### What is expected
Output all records precisely as written.

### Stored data
========

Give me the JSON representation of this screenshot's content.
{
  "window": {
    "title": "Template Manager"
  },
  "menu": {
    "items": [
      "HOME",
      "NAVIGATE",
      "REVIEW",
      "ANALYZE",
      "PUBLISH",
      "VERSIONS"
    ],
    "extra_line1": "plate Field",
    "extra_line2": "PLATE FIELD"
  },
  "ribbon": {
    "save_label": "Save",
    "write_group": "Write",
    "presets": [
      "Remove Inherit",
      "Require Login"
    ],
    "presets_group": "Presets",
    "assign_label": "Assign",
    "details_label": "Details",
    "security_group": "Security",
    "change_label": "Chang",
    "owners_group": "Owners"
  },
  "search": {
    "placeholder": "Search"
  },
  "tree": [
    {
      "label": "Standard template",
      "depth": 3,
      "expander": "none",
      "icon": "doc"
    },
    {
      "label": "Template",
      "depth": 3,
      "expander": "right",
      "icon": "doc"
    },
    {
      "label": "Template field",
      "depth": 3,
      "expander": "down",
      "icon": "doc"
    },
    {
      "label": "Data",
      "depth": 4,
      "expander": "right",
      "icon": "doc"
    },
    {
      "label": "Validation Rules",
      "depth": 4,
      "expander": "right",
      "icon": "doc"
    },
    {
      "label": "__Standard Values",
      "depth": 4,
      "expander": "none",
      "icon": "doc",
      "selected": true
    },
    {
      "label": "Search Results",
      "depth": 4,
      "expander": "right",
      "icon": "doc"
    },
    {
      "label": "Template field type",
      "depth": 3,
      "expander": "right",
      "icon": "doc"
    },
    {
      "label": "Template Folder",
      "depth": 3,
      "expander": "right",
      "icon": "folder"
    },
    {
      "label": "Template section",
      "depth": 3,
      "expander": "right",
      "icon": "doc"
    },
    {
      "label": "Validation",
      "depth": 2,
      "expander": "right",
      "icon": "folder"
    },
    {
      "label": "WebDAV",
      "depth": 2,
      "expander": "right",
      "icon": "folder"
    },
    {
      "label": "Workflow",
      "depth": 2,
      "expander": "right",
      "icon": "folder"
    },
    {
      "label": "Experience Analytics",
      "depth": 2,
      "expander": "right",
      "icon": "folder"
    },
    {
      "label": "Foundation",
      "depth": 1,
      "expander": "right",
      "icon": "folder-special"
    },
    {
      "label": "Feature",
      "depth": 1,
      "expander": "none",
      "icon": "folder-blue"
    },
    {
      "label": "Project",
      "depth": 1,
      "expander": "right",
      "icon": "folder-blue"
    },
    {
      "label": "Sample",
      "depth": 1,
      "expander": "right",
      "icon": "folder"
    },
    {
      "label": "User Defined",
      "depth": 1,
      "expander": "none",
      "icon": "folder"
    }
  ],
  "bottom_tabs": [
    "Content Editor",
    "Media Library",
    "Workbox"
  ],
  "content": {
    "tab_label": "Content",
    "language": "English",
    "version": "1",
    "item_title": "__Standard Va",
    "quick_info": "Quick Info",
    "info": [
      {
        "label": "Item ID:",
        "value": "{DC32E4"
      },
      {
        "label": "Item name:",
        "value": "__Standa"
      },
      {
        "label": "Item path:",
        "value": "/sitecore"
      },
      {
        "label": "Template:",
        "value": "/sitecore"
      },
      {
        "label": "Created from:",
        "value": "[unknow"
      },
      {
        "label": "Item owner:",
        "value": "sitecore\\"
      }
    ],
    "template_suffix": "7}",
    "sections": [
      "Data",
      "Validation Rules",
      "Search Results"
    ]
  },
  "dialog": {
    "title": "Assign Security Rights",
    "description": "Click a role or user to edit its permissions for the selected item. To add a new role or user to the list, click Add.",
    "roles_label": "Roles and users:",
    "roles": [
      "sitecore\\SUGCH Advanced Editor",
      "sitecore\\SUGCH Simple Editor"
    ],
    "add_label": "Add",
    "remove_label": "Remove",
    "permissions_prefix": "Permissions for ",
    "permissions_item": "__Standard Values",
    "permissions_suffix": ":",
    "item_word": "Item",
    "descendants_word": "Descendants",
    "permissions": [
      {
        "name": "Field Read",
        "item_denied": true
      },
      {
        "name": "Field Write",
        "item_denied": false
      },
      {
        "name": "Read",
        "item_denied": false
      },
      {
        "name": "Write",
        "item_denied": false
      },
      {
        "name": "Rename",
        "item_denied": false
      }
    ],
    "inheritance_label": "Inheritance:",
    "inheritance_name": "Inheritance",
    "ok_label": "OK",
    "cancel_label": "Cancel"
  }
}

========

### Exercise result
Give me the JSON representation of this screenshot's content.
{
  "window": {
    "title": "Template Manager"
  },
  "menu": {
    "items": [
      "HOME",
      "NAVIGATE",
      "REVIEW",
      "ANALYZE",
      "PUBLISH",
      "VERSIONS"
    ],
    "extra_line1": "plate Field",
    "extra_line2": "PLATE FIELD"
  },
  "ribbon": {
    "save_label": "Save",
    "write_group": "Write",
    "presets": [
      "Remove Inherit",
      "Require Login"
    ],
    "presets_group": "Presets",
    "assign_label": "Assign",
    "details_label": "Details",
    "security_group": "Security",
    "change_label": "Chang",
    "owners_group": "Owners"
  },
  "search": {
    "placeholder": "Search"
  },
  "tree": [
    {
      "label": "Standard template",
      "depth": 3,
      "expander": "none",
      "icon": "doc"
    },
    {
      "label": "Template",
      "depth": 3,
      "expander": "right",
      "icon": "doc"
    },
    {
      "label": "Template field",
      "depth": 3,
      "expander": "down",
      "icon": "doc"
    },
    {
      "label": "Data",
      "depth": 4,
      "expander": "right",
      "icon": "doc"
    },
    {
      "label": "Validation Rules",
      "depth": 4,
      "expander": "right",
      "icon": "doc"
    },
    {
      "label": "__Standard Values",
      "depth": 4,
      "expander": "none",
      "icon": "doc",
      "selected": true
    },
    {
      "label": "Search Results",
      "depth": 4,
      "expander": "right",
      "icon": "doc"
    },
    {
      "label": "Template field type",
      "depth": 3,
      "expander": "right",
      "icon": "doc"
    },
    {
      "label": "Template Folder",
      "depth": 3,
      "expander": "right",
      "icon": "folder"
    },
    {
      "label": "Template section",
      "depth": 3,
      "expander": "right",
      "icon": "doc"
    },
    {
      "label": "Validation",
      "depth": 2,
      "expander": "right",
      "icon": "folder"
    },
    {
      "label": "WebDAV",
      "depth": 2,
      "expander": "right",
      "icon": "folder"
    },
    {
      "label": "Workflow",
      "depth": 2,
      "expander": "right",
      "icon": "folder"
    },
    {
      "label": "Experience Analytics",
      "depth": 2,
      "expander": "right",
      "icon": "folder"
    },
    {
      "label": "Foundation",
      "depth": 1,
      "expander": "right",
      "icon": "folder-special"
    },
    {
      "label": "Feature",
      "depth": 1,
      "expander": "none",
      "icon": "folder-blue"
    },
    {
      "label": "Project",
      "depth": 1,
      "expander": "right",
      "icon": "folder-blue"
    },
    {
      "label": "Sample",
      "depth": 1,
      "expander": "right",
      "icon": "folder"
    },
    {
      "label": "User Defined",
      "depth": 1,
      "expander": "none",
      "icon": "folder"
    }
  ],
  "bottom_tabs": [
    "Content Editor",
    "Media Library",
    "Workbox"
  ],
  "content": {
    "tab_label": "Content",
    "language": "English",
    "version": "1",
    "item_title": "__Standard Va",
    "quick_info": "Quick Info",
    "info": [
      {
        "label": "Item ID:",
        "value": "{DC32E4"
      },
      {
        "label": "Item name:",
        "value": "__Standa"
      },
      {
        "label": "Item path:",
        "value": "/sitecore"
      },
      {
        "label": "Template:",
        "value": "/sitecore"
      },
      {
        "label": "Created from:",
        "value": "[unknow"
      },
      {
        "label": "Item owner:",
        "value": "sitecore\\"
      }
    ],
    "template_suffix": "7}",
    "sections": [
      "Data",
      "Validation Rules",
      "Search Results"
    ]
  },
  "dialog": {
    "title": "Assign Security Rights",
    "description": "Click a role or user to edit its permissions for the selected item. To add a new role or user to the list, click Add.",
    "roles_label": "Roles and users:",
    "roles": [
      "sitecore\\SUGCH Advanced Editor",
      "sitecore\\SUGCH Simple Editor"
    ],
    "add_label": "Add",
    "remove_label": "Remove",
    "permissions_prefix": "Permissions for ",
    "permissions_item": "__Standard Values",
    "permissions_suffix": ":",
    "item_word": "Item",
    "descendants_word": "Descendants",
    "permissions": [
      {
        "name": "Field Read",
        "item_denied": true
      },
      {
        "name": "Field Write",
        "item_denied": false
      },
      {
        "name": "Read",
        "item_denied": false
      },
      {
        "name": "Write",
        "item_denied": false
      },
      {
        "name": "Rename",
        "item_denied": false
      }
    ],
    "inheritance_label": "Inheritance:",
    "inheritance_name": "Inheritance",
    "ok_label": "OK",
    "cancel_label": "Cancel"
  }
}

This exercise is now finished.